Copy all lines below containing "content".

Records shown Block Start

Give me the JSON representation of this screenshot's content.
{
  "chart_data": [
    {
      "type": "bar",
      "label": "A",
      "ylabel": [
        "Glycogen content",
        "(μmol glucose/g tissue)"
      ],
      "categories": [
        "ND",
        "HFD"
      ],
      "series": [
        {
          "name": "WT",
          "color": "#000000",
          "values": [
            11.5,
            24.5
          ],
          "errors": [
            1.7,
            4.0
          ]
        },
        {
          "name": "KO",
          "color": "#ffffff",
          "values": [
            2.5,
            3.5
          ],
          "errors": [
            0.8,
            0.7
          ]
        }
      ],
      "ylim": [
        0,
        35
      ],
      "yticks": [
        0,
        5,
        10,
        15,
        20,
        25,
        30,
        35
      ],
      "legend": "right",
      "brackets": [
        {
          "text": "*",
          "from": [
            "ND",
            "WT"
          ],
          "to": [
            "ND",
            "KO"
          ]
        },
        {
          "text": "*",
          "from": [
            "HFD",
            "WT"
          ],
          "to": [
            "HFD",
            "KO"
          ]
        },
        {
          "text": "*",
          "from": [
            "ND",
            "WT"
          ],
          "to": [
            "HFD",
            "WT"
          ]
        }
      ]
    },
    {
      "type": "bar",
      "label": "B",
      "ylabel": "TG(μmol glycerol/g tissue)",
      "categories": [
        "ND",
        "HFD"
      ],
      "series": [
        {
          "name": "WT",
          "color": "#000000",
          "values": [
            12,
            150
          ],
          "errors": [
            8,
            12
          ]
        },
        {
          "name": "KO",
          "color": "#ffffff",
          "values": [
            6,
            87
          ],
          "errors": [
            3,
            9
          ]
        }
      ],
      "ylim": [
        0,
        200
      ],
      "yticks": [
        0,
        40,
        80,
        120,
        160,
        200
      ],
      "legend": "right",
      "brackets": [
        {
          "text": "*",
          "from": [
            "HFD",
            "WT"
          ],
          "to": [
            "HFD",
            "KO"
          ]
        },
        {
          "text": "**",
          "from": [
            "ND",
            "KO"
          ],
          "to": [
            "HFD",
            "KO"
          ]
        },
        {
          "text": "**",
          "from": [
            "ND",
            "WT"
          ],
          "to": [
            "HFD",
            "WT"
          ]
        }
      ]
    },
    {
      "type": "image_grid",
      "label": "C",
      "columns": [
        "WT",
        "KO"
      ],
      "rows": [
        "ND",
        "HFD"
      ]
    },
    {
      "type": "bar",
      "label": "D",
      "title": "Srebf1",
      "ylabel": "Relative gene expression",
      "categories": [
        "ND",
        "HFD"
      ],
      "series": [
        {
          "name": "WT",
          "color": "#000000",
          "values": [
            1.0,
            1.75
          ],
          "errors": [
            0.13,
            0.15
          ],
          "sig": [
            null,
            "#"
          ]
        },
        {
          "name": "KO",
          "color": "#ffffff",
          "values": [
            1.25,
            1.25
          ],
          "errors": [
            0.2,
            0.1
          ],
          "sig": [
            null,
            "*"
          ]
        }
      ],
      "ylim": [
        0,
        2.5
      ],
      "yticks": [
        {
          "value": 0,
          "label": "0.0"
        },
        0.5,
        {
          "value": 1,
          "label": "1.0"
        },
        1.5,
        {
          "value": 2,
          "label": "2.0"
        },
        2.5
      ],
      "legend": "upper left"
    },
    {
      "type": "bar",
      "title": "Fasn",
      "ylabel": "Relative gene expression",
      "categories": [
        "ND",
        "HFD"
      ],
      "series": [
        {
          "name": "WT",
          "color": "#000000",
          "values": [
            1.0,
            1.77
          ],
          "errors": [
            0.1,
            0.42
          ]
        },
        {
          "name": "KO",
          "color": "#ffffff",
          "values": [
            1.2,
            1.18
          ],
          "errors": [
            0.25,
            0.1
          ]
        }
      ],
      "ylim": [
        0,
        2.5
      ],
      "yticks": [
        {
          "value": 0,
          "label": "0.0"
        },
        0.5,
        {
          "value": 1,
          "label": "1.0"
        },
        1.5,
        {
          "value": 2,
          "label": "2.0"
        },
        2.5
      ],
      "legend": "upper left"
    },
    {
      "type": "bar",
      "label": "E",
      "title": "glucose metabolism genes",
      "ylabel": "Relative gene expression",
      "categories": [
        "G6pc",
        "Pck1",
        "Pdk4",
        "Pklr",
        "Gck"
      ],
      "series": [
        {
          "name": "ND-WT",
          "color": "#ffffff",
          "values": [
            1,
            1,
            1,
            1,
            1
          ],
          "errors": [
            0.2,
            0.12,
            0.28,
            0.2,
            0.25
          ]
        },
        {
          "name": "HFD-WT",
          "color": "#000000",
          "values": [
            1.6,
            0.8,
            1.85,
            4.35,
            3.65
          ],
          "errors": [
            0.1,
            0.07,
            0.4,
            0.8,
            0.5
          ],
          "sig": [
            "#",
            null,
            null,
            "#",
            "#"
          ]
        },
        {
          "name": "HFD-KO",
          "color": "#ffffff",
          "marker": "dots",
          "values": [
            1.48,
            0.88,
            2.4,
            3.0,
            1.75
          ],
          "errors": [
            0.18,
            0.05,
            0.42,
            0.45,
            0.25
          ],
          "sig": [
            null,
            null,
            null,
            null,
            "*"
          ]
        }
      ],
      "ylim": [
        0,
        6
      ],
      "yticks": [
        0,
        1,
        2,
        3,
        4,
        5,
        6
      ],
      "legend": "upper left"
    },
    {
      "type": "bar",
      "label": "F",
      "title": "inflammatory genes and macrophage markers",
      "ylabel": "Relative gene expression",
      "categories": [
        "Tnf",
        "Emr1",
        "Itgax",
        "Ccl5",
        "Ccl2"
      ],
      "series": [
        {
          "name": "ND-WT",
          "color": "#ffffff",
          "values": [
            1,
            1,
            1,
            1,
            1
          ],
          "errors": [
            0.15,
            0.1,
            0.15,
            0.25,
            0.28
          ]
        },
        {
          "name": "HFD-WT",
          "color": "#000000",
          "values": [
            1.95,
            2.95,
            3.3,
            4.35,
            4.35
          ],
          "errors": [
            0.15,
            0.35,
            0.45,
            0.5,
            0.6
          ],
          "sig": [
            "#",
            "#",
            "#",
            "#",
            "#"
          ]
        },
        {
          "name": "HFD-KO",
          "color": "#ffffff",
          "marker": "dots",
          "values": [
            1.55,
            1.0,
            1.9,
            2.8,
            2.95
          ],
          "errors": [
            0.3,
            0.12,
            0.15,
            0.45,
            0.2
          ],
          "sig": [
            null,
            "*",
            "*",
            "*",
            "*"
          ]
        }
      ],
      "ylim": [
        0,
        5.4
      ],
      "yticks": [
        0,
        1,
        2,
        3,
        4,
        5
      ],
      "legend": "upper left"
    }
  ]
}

Records shown Block End

> **Exercise output**:
Give me the JSON representation of this screenshot's content.
        "Glycogen content",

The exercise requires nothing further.